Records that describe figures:
>> Begin

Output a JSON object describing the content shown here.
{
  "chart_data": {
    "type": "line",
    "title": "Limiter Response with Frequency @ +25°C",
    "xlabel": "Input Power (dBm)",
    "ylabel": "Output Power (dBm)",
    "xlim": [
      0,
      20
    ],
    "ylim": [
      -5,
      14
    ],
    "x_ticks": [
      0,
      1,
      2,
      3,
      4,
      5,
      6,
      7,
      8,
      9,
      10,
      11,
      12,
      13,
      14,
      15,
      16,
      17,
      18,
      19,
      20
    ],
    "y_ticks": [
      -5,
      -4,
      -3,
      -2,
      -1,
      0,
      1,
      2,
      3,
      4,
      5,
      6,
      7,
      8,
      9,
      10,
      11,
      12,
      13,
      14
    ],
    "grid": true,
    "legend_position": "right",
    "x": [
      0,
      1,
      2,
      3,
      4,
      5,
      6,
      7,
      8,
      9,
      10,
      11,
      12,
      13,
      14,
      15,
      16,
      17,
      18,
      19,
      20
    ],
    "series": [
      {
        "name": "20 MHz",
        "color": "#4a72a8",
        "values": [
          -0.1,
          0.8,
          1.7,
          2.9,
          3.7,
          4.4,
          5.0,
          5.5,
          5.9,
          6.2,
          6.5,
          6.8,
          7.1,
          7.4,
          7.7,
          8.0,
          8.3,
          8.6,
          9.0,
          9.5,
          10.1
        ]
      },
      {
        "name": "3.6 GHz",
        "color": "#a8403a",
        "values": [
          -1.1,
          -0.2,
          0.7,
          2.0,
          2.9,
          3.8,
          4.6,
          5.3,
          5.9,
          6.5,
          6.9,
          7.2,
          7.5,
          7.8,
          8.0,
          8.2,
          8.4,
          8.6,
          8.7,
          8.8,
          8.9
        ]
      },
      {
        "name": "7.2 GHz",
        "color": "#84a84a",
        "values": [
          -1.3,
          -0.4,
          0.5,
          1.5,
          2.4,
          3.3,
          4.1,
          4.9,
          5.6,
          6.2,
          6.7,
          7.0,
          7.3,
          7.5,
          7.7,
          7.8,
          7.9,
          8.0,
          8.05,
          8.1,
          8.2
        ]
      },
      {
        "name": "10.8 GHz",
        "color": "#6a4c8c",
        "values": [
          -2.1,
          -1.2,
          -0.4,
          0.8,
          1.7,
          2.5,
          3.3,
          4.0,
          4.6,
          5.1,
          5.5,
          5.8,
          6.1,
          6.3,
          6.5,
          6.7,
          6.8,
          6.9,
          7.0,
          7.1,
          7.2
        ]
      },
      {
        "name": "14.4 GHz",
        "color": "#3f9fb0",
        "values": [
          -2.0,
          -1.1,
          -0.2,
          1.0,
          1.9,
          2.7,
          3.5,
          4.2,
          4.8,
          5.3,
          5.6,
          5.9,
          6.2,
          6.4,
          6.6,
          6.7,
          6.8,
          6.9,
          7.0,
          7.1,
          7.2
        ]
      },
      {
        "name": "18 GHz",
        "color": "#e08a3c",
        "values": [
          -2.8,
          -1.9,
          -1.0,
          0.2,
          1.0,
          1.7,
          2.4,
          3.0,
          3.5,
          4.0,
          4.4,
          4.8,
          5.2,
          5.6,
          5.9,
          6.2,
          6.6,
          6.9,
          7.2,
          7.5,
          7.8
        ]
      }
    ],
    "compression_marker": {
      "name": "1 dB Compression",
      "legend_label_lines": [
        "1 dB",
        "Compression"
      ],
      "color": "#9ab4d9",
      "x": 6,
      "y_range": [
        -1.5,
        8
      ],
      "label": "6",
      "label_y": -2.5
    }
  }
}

>> End

§ What you are asked to do:
Locate each line containing the string "Power" and show it.

§ Exercise response:
    "xlabel": "Input Power (dBm)",
    "ylabel": "Output Power (dBm)",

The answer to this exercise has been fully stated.